Written task: Filter the entries, keeping every line with the word "MARMOLADĄ".

The data:

+---+

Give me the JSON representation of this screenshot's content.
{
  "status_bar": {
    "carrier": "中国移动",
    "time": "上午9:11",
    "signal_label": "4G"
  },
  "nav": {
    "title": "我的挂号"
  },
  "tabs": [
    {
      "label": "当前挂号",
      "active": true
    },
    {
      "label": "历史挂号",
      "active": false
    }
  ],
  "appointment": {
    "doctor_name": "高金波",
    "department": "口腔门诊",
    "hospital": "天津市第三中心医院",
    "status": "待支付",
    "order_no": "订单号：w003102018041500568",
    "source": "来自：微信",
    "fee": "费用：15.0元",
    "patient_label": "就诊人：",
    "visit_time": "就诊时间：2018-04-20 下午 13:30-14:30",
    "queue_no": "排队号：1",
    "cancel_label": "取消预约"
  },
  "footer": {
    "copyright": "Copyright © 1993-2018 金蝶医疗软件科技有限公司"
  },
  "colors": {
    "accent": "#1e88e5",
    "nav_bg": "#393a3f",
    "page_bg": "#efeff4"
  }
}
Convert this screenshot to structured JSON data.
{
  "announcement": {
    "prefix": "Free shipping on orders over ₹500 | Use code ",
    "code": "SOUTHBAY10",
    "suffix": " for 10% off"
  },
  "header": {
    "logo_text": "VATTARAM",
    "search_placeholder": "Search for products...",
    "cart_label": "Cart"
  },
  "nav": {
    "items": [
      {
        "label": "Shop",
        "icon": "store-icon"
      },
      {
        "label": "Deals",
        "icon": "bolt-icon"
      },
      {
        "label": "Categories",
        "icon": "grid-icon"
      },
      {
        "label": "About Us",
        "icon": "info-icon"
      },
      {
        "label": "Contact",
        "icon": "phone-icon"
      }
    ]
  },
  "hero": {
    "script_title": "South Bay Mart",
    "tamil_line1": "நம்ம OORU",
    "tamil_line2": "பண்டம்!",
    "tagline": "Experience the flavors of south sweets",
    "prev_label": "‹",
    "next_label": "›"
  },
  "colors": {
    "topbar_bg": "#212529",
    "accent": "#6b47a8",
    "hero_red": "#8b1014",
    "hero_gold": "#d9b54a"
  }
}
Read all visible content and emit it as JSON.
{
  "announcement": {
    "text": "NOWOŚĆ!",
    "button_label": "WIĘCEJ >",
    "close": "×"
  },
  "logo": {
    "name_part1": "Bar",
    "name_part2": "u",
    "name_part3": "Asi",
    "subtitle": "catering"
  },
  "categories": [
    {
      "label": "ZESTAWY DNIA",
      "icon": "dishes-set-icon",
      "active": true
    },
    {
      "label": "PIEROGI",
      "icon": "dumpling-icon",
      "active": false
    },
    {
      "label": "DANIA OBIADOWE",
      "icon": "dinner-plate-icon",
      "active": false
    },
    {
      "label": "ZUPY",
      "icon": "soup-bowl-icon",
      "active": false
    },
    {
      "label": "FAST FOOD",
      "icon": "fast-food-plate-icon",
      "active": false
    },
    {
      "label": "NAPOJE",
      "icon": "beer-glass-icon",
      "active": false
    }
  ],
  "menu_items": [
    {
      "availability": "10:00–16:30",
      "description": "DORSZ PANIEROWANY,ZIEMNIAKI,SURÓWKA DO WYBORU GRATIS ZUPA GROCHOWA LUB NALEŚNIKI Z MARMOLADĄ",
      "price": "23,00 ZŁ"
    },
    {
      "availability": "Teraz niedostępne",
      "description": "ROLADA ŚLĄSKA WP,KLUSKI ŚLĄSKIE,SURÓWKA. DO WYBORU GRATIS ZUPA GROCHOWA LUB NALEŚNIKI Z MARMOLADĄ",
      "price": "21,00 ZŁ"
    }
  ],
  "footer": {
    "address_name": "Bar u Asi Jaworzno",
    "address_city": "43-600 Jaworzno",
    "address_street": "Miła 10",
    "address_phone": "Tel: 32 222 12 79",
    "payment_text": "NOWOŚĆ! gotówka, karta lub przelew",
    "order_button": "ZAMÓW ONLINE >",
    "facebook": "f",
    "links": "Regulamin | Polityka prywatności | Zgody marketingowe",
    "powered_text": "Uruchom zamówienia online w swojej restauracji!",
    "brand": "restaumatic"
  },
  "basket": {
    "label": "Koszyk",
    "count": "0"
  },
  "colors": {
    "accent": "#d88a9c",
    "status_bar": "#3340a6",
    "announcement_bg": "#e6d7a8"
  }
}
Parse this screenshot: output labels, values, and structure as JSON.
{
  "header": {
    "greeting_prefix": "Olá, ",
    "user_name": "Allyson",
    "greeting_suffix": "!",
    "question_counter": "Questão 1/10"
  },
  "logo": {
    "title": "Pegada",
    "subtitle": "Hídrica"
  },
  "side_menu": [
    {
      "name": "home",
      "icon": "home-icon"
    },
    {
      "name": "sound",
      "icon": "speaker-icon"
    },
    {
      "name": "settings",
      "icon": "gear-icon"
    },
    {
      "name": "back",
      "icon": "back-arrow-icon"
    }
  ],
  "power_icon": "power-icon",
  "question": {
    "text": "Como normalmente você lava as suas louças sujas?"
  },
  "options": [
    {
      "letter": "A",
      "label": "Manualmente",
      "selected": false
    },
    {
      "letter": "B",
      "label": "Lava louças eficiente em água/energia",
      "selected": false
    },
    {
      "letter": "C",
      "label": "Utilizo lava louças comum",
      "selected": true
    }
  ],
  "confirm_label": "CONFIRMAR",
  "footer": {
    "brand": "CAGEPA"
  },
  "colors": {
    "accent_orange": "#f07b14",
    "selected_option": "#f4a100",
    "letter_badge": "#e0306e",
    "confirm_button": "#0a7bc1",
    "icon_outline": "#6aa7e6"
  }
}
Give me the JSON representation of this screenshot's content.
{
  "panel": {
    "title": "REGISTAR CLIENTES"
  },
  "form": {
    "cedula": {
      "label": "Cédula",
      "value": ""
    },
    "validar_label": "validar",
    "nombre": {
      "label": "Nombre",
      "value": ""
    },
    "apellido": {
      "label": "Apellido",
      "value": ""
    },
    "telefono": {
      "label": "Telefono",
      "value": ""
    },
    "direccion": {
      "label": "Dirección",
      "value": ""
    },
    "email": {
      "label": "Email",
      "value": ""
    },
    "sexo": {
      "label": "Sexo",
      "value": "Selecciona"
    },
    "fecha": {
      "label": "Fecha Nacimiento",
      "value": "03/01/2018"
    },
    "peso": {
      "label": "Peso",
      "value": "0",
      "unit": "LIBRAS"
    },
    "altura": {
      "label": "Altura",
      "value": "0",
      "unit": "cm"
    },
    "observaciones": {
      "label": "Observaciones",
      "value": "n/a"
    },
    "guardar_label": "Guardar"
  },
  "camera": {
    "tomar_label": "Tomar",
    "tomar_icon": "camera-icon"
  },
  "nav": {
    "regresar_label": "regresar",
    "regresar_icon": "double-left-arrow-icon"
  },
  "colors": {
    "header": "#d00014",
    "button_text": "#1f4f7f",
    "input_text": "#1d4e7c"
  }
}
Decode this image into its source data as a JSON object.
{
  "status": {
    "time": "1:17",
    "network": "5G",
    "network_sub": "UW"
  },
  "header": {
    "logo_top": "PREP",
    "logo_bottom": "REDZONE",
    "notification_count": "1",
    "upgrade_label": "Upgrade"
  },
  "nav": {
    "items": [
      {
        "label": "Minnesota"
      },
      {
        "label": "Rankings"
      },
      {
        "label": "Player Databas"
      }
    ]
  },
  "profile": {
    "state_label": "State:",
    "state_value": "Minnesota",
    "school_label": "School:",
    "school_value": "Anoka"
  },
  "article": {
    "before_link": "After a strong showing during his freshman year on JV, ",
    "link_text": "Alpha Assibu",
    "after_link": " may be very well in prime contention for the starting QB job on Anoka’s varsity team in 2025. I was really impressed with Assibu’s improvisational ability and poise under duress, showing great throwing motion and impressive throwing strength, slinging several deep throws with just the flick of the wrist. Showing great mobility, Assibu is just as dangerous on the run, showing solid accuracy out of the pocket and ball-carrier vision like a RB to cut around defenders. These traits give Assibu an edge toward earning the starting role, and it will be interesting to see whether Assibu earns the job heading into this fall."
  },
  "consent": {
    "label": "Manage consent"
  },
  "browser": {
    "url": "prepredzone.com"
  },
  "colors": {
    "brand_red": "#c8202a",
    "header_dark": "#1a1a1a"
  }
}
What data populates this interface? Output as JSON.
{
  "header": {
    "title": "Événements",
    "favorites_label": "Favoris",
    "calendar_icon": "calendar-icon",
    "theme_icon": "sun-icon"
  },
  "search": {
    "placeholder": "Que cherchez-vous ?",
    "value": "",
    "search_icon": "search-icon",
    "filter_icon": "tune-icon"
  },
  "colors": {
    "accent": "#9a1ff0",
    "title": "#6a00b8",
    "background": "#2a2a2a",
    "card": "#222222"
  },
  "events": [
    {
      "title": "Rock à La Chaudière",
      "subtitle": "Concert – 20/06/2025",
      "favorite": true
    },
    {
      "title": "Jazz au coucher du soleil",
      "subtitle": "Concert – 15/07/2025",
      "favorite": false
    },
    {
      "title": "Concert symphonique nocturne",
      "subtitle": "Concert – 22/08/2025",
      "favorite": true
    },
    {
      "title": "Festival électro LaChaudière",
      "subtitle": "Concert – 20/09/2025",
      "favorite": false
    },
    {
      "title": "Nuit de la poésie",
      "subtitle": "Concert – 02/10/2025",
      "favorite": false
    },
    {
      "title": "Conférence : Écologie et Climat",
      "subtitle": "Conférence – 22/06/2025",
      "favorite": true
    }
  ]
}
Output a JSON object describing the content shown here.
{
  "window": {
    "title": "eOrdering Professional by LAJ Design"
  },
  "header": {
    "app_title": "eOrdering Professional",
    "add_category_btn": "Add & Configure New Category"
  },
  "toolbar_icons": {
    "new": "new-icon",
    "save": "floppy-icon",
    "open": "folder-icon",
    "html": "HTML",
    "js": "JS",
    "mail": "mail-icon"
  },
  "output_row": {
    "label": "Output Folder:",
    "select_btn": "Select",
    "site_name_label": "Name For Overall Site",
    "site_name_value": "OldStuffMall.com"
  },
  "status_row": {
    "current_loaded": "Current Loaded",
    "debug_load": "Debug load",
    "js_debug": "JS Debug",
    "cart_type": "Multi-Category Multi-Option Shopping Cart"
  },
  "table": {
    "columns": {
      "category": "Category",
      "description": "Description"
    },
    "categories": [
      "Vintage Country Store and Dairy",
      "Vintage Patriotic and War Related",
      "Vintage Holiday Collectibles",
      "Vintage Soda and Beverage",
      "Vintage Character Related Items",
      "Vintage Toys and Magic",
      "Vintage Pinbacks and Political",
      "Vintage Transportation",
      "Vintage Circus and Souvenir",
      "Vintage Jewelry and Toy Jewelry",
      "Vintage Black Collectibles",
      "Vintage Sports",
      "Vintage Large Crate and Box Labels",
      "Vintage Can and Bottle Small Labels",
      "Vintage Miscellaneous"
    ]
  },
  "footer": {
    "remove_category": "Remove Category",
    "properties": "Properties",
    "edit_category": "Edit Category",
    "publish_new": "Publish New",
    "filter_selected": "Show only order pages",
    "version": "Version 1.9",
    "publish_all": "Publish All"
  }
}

+---+

Correct answer:
      "description": "DORSZ PANIEROWANY,ZIEMNIAKI,SURÓWKA DO WYBORU GRATIS ZUPA GROCHOWA LUB NALEŚNIKI Z MARMOLADĄ",
      "description": "ROLADA ŚLĄSKA WP,KLUSKI ŚLĄSKIE,SURÓWKA. DO WYBORU GRATIS ZUPA GROCHOWA LUB NALEŚNIKI Z MARMOLADĄ",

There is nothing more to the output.